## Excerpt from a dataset
────────────────
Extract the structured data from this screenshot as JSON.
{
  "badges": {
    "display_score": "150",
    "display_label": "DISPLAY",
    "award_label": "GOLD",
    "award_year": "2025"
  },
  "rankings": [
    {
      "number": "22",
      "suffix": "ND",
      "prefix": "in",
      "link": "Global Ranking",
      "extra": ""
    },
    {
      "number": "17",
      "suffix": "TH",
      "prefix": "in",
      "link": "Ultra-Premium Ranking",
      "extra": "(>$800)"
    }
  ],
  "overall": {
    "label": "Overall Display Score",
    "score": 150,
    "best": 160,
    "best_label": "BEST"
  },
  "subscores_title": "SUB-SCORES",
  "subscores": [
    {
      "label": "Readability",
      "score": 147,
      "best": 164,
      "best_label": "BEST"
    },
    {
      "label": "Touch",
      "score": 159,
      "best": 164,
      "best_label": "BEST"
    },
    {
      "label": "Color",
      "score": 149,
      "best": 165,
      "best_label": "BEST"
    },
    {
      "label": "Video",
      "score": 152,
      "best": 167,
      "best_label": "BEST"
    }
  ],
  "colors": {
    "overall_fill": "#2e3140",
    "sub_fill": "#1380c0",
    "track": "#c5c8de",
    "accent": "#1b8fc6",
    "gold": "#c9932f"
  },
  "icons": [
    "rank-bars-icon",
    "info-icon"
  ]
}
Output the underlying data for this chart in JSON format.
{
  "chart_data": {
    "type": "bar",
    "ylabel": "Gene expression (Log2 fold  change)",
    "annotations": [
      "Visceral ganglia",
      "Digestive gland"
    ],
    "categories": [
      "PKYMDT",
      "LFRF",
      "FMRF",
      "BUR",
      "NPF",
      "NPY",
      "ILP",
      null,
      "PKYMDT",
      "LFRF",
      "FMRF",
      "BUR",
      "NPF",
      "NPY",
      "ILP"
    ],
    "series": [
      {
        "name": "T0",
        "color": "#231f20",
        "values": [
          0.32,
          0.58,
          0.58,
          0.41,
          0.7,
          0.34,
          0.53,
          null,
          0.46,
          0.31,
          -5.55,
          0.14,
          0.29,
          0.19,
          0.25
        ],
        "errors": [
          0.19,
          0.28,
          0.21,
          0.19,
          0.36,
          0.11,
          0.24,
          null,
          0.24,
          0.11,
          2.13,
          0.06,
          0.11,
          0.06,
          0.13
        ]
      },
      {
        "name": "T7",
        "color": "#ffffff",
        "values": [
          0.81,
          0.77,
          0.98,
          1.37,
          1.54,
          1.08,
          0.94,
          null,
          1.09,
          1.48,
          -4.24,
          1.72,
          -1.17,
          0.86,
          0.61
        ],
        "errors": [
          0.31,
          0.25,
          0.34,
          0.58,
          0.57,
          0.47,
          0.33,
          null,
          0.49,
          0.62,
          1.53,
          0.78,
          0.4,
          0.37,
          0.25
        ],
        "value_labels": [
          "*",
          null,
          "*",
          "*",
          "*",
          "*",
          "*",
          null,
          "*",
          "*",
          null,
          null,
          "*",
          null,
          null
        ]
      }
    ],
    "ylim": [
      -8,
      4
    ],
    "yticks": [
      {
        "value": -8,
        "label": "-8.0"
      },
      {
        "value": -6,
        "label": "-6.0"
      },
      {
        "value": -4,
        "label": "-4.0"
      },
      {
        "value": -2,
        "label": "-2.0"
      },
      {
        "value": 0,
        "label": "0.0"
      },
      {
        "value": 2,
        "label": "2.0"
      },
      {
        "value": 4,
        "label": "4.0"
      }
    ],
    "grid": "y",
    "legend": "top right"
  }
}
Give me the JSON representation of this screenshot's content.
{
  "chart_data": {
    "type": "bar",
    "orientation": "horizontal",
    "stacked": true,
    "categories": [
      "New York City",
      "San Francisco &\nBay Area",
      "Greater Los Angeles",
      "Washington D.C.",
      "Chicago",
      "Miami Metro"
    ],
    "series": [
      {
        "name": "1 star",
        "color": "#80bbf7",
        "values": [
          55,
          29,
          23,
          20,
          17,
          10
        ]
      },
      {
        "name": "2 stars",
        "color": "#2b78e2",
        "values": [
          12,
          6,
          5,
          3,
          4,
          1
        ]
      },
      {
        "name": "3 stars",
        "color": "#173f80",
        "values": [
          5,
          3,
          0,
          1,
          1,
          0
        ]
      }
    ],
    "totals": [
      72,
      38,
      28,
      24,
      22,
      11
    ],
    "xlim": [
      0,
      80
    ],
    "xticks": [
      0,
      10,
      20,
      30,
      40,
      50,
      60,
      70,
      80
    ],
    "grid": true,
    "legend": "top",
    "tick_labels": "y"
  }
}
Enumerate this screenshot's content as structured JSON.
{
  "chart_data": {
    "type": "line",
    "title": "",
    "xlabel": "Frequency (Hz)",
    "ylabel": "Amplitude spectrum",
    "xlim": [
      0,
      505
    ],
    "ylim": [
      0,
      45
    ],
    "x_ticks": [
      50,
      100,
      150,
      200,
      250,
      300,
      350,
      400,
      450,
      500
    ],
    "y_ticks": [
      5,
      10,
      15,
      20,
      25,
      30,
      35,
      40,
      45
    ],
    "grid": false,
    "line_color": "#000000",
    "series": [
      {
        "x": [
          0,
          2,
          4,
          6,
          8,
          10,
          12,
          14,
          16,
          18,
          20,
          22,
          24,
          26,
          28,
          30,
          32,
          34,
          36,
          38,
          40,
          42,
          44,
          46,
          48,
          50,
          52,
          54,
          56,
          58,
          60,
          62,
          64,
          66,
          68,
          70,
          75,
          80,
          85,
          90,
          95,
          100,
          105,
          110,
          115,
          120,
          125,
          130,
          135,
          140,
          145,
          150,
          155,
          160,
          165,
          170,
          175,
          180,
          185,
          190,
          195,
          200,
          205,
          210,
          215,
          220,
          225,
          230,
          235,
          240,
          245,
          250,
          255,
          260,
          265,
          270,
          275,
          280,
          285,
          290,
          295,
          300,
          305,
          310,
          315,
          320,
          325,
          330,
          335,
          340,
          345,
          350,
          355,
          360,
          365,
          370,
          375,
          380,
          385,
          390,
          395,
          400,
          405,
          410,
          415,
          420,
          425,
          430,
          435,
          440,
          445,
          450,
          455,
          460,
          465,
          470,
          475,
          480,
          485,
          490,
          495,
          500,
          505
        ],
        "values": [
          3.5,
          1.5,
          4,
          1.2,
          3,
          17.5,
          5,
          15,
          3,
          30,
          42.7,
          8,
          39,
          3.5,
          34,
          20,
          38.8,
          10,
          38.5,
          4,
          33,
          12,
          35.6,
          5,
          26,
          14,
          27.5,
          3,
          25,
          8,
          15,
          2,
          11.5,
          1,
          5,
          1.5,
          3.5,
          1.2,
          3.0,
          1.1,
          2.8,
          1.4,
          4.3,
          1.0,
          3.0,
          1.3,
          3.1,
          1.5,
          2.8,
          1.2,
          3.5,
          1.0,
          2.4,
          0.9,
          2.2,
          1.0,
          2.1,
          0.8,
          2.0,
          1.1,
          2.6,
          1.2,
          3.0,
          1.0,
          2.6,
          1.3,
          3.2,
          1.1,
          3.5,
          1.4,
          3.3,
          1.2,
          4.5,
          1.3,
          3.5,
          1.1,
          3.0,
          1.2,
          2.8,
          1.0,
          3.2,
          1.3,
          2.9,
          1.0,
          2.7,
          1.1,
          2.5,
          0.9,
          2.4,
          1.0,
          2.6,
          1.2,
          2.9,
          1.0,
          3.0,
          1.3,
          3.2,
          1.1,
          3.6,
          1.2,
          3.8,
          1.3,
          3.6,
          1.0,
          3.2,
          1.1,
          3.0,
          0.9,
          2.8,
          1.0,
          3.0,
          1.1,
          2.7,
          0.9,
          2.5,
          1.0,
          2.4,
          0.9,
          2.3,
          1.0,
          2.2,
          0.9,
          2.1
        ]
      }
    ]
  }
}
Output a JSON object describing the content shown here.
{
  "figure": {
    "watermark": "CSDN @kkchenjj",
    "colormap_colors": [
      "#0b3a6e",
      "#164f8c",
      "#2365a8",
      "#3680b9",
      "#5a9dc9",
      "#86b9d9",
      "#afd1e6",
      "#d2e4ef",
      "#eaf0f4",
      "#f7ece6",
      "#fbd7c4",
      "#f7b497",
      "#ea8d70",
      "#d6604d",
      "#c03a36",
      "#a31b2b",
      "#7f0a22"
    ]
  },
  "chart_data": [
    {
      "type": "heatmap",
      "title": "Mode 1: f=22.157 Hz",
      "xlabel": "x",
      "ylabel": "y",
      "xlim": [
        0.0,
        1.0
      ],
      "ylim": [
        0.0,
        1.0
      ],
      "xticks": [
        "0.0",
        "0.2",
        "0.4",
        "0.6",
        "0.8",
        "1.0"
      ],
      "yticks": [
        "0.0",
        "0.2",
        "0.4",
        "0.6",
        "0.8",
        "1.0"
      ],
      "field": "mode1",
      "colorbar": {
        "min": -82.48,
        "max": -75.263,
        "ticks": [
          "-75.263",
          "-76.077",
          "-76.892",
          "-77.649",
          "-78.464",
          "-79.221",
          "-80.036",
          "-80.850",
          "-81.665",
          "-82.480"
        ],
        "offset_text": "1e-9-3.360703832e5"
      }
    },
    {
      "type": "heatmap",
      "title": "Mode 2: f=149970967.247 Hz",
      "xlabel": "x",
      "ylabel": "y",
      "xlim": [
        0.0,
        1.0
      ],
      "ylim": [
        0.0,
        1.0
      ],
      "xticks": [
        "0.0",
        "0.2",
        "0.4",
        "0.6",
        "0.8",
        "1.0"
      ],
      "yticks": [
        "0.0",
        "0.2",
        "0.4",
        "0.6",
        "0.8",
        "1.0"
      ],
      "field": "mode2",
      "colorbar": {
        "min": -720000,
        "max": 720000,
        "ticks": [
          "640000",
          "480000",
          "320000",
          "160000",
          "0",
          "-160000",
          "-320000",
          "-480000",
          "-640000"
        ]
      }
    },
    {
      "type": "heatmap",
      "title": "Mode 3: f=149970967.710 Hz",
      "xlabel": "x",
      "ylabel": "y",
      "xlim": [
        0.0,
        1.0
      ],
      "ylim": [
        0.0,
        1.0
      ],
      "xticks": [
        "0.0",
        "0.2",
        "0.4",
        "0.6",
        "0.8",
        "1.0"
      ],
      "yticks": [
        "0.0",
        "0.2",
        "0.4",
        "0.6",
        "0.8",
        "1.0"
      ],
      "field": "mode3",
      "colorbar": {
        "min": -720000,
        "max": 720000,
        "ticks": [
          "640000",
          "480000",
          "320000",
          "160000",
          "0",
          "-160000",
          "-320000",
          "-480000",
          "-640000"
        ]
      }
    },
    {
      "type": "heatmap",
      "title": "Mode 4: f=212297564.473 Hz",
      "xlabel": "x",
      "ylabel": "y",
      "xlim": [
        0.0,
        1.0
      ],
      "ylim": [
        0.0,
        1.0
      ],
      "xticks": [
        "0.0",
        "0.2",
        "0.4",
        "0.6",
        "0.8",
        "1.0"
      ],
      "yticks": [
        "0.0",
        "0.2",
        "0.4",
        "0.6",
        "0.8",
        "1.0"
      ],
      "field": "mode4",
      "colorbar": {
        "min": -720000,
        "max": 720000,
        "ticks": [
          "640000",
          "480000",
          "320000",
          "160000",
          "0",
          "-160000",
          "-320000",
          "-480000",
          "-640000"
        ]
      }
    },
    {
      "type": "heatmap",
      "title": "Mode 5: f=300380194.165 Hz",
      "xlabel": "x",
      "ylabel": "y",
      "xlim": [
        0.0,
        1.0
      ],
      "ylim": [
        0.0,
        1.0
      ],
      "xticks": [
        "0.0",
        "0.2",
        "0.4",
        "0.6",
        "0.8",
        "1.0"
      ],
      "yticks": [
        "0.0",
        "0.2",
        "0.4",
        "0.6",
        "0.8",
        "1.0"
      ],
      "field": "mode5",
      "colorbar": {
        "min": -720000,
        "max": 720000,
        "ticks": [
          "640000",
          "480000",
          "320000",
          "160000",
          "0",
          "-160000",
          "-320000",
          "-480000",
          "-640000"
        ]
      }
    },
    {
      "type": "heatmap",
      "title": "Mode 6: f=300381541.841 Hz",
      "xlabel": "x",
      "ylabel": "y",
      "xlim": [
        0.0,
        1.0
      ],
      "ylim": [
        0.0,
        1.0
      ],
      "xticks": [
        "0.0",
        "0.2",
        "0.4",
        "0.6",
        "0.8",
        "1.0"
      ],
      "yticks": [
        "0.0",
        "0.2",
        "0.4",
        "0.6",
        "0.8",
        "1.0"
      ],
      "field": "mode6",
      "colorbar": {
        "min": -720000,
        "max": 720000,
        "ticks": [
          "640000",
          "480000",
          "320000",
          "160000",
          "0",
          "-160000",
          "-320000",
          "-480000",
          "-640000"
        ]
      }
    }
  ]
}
────────────────
## Challenge
Copy all lines of the material above where the string "content" occurs.

## Answer below
Give me the JSON representation of this screenshot's content.
Enumerate this screenshot's content as structured JSON.
Output a JSON object describing the content shown here.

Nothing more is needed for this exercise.